▼▼▼

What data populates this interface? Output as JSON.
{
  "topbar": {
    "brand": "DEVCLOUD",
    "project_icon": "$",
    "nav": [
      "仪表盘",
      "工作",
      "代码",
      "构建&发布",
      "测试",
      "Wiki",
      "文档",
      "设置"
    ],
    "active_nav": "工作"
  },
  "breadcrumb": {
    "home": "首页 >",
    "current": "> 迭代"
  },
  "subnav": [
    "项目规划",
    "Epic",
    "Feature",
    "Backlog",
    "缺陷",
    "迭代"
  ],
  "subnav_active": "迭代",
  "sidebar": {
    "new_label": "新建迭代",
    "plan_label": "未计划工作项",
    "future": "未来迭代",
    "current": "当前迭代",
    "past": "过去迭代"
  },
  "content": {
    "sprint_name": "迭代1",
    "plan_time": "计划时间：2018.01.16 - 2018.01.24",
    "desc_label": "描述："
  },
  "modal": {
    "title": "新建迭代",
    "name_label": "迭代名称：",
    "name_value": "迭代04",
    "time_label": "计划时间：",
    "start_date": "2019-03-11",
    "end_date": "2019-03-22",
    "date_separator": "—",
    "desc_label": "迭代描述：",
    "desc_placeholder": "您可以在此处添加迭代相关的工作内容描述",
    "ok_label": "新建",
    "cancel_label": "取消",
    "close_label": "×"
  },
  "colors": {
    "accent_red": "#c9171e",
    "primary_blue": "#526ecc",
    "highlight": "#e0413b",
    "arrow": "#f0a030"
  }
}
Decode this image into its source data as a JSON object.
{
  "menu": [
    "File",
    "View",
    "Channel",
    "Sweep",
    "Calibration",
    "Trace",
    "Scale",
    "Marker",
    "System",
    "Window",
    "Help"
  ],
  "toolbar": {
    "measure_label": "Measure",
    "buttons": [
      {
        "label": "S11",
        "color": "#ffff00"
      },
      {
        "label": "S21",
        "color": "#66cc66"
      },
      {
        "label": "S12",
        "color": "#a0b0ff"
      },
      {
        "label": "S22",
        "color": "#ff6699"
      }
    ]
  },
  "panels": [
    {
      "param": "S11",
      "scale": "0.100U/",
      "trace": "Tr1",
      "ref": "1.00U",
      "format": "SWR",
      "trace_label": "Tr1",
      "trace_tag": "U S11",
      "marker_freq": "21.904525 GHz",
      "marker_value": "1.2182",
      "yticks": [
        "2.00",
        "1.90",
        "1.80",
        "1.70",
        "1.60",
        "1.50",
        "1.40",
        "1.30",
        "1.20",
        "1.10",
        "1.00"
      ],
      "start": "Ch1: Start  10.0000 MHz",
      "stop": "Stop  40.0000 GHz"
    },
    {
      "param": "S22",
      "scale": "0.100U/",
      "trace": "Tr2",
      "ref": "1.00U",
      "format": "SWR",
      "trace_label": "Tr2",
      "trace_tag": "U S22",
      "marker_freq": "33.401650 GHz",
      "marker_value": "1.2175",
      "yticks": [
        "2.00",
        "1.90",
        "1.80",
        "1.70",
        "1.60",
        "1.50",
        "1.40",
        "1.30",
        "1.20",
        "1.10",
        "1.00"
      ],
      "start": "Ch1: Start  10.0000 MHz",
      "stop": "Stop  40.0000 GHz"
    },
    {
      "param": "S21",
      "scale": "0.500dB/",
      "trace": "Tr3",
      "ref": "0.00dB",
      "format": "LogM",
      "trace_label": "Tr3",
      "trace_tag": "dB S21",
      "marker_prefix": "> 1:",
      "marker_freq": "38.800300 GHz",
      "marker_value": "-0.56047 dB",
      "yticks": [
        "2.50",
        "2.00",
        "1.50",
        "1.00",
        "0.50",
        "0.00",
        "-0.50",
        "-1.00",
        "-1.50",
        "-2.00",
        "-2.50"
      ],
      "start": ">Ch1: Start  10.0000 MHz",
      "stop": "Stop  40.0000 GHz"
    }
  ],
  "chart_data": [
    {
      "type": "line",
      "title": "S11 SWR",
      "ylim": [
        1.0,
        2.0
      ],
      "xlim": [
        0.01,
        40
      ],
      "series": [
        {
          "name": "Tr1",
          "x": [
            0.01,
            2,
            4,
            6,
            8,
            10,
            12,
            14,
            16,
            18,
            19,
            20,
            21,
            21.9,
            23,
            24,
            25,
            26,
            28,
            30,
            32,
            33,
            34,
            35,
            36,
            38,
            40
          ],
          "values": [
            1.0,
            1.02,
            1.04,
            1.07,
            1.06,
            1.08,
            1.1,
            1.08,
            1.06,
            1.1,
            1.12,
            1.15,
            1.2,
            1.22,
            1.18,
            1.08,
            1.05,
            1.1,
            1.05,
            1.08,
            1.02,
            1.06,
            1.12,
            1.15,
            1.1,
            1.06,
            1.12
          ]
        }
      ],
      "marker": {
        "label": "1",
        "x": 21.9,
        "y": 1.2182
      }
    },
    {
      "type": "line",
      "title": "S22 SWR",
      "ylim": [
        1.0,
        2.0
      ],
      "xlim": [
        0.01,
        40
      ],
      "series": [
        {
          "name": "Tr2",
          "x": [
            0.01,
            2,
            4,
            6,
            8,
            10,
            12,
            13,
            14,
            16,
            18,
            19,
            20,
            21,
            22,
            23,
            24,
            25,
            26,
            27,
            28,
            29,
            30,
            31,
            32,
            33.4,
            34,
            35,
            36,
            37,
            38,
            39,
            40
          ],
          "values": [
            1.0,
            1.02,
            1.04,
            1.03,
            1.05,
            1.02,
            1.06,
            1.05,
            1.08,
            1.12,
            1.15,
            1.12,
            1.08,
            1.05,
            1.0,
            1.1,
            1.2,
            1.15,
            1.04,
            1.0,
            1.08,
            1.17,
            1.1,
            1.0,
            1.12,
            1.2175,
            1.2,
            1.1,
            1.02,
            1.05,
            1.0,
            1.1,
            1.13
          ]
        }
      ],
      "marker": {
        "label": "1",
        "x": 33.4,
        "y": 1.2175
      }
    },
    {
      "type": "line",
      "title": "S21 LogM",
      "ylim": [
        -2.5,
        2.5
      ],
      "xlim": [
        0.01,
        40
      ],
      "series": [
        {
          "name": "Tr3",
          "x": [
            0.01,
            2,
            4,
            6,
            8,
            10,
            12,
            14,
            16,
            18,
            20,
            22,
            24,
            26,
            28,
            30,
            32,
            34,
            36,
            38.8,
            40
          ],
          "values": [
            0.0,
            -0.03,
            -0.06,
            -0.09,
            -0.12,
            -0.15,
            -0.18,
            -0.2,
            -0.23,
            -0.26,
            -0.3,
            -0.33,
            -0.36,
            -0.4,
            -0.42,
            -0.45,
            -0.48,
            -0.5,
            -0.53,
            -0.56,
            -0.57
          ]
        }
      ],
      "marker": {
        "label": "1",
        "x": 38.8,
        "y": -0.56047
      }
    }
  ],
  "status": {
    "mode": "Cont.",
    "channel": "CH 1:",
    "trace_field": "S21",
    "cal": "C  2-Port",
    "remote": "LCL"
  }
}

▲▲▲

§ **WHAT IS BEING ASKED**
Copy out the material above in its entirety. Every detail must match.

§ **SOLUTION TO THIS EXERCISE**
What data populates this interface? Output as JSON.
{
  "topbar": {
    "brand": "DEVCLOUD",
    "project_icon": "$",
    "nav": [
      "仪表盘",
      "工作",
      "代码",
      "构建&发布",
      "测试",
      "Wiki",
      "文档",
      "设置"
    ],
    "active_nav": "工作"
  },
  "breadcrumb": {
    "home": "首页 >",
    "current": "> 迭代"
  },
  "subnav": [
    "项目规划",
    "Epic",
    "Feature",
    "Backlog",
    "缺陷",
    "迭代"
  ],
  "subnav_active": "迭代",
  "sidebar": {
    "new_label": "新建迭代",
    "plan_label": "未计划工作项",
    "future": "未来迭代",
    "current": "当前迭代",
    "past": "过去迭代"
  },
  "content": {
    "sprint_name": "迭代1",
    "plan_time": "计划时间：2018.01.16 - 2018.01.24",
    "desc_label": "描述："
  },
  "modal": {
    "title": "新建迭代",
    "name_label": "迭代名称：",
    "name_value": "迭代04",
    "time_label": "计划时间：",
    "start_date": "2019-03-11",
    "end_date": "2019-03-22",
    "date_separator": "—",
    "desc_label": "迭代描述：",
    "desc_placeholder": "您可以在此处添加迭代相关的工作内容描述",
    "ok_label": "新建",
    "cancel_label": "取消",
    "close_label": "×"
  },
  "colors": {
    "accent_red": "#c9171e",
    "primary_blue": "#526ecc",
    "highlight": "#e0413b",
    "arrow": "#f0a030"
  }
}
Decode this image into its source data as a JSON object.
{
  "menu": [
    "File",
    "View",
    "Channel",
    "Sweep",
    "Calibration",
    "Trace",
    "Scale",
    "Marker",
    "System",
    "Window",
    "Help"
  ],
  "toolbar": {
    "measure_label": "Measure",
    "buttons": [
      {
        "label": "S11",
        "color": "#ffff00"
      },
      {
        "label": "S21",
        "color": "#66cc66"
      },
      {
        "label": "S12",
        "color": "#a0b0ff"
      },
      {
        "label": "S22",
        "color": "#ff6699"
      }
    ]
  },
  "panels": [
    {
      "param": "S11",
      "scale": "0.100U/",
      "trace": "Tr1",
      "ref": "1.00U",
      "format": "SWR",
      "trace_label": "Tr1",
      "trace_tag": "U S11",
      "marker_freq": "21.904525 GHz",
      "marker_value": "1.2182",
      "yticks": [
        "2.00",
        "1.90",
        "1.80",
        "1.70",
        "1.60",
        "1.50",
        "1.40",
        "1.30",
        "1.20",
        "1.10",
        "1.00"
      ],
      "start": "Ch1: Start  10.0000 MHz",
      "stop": "Stop  40.0000 GHz"
    },
    {
      "param": "S22",
      "scale": "0.100U/",
      "trace": "Tr2",
      "ref": "1.00U",
      "format": "SWR",
      "trace_label": "Tr2",
      "trace_tag": "U S22",
      "marker_freq": "33.401650 GHz",
      "marker_value": "1.2175",
      "yticks": [
        "2.00",
        "1.90",
        "1.80",
        "1.70",
        "1.60",
        "1.50",
        "1.40",
        "1.30",
        "1.20",
        "1.10",
        "1.00"
      ],
      "start": "Ch1: Start  10.0000 MHz",
      "stop": "Stop  40.0000 GHz"
    },
    {
      "param": "S21",
      "scale": "0.500dB/",
      "trace": "Tr3",
      "ref": "0.00dB",
      "format": "LogM",
      "trace_label": "Tr3",
      "trace_tag": "dB S21",
      "marker_prefix": "> 1:",
      "marker_freq": "38.800300 GHz",
      "marker_value": "-0.56047 dB",
      "yticks": [
        "2.50",
        "2.00",
        "1.50",
        "1.00",
        "0.50",
        "0.00",
        "-0.50",
        "-1.00",
        "-1.50",
        "-2.00",
        "-2.50"
      ],
      "start": ">Ch1: Start  10.0000 MHz",
      "stop": "Stop  40.0000 GHz"
    }
  ],
  "chart_data": [
    {
      "type": "line",
      "title": "S11 SWR",
      "ylim": [
        1.0,
        2.0
      ],
      "xlim": [
        0.01,
        40
      ],
      "series": [
        {
          "name": "Tr1",
          "x": [
            0.01,
            2,
            4,
            6,
            8,
            10,
            12,
            14,
            16,
            18,
            19,
            20,
            21,
            21.9,
            23,
            24,
            25,
            26,
            28,
            30,
            32,
            33,
            34,
            35,
            36,
            38,
            40
          ],
          "values": [
            1.0,
            1.02,
            1.04,
            1.07,
            1.06,
            1.08,
            1.1,
            1.08,
            1.06,
            1.1,
            1.12,
            1.15,
            1.2,
            1.22,
            1.18,
            1.08,
            1.05,
            1.1,
            1.05,
            1.08,
            1.02,
            1.06,
            1.12,
            1.15,
            1.1,
            1.06,
            1.12
          ]
        }
      ],
      "marker": {
        "label": "1",
        "x": 21.9,
        "y": 1.2182
      }
    },
    {
      "type": "line",
      "title": "S22 SWR",
      "ylim": [
        1.0,
        2.0
      ],
      "xlim": [
        0.01,
        40
      ],
      "series": [
        {
          "name": "Tr2",
          "x": [
            0.01,
            2,
            4,
            6,
            8,
            10,
            12,
            13,
            14,
            16,
            18,
            19,
            20,
            21,
            22,
            23,
            24,
            25,
            26,
            27,
            28,
            29,
            30,
            31,
            32,
            33.4,
            34,
            35,
            36,
            37,
            38,
            39,
            40
          ],
          "values": [
            1.0,
            1.02,
            1.04,
            1.03,
            1.05,
            1.02,
            1.06,
            1.05,
            1.08,
            1.12,
            1.15,
            1.12,
            1.08,
            1.05,
            1.0,
            1.1,
            1.2,
            1.15,
            1.04,
            1.0,
            1.08,
            1.17,
            1.1,
            1.0,
            1.12,
            1.2175,
            1.2,
            1.1,
            1.02,
            1.05,
            1.0,
            1.1,
            1.13
          ]
        }
      ],
      "marker": {
        "label": "1",
        "x": 33.4,
        "y": 1.2175
      }
    },
    {
      "type": "line",
      "title": "S21 LogM",
      "ylim": [
        -2.5,
        2.5
      ],
      "xlim": [
        0.01,
        40
      ],
      "series": [
        {
          "name": "Tr3",
          "x": [
            0.01,
            2,
            4,
            6,
            8,
            10,
            12,
            14,
            16,
            18,
            20,
            22,
            24,
            26,
            28,
            30,
            32,
            34,
            36,
            38.8,
            40
          ],
          "values": [
            0.0,
            -0.03,
            -0.06,
            -0.09,
            -0.12,
            -0.15,
            -0.18,
            -0.2,
            -0.23,
            -0.26,
            -0.3,
            -0.33,
            -0.36,
            -0.4,
            -0.42,
            -0.45,
            -0.48,
            -0.5,
            -0.53,
            -0.56,
            -0.57
          ]
        }
      ],
      "marker": {
        "label": "1",
        "x": 38.8,
        "y": -0.56047
      }
    }
  ],
  "status": {
    "mode": "Cont.",
    "channel": "CH 1:",
    "trace_field": "S21",
    "cal": "C  2-Port",
    "remote": "LCL"
  }
}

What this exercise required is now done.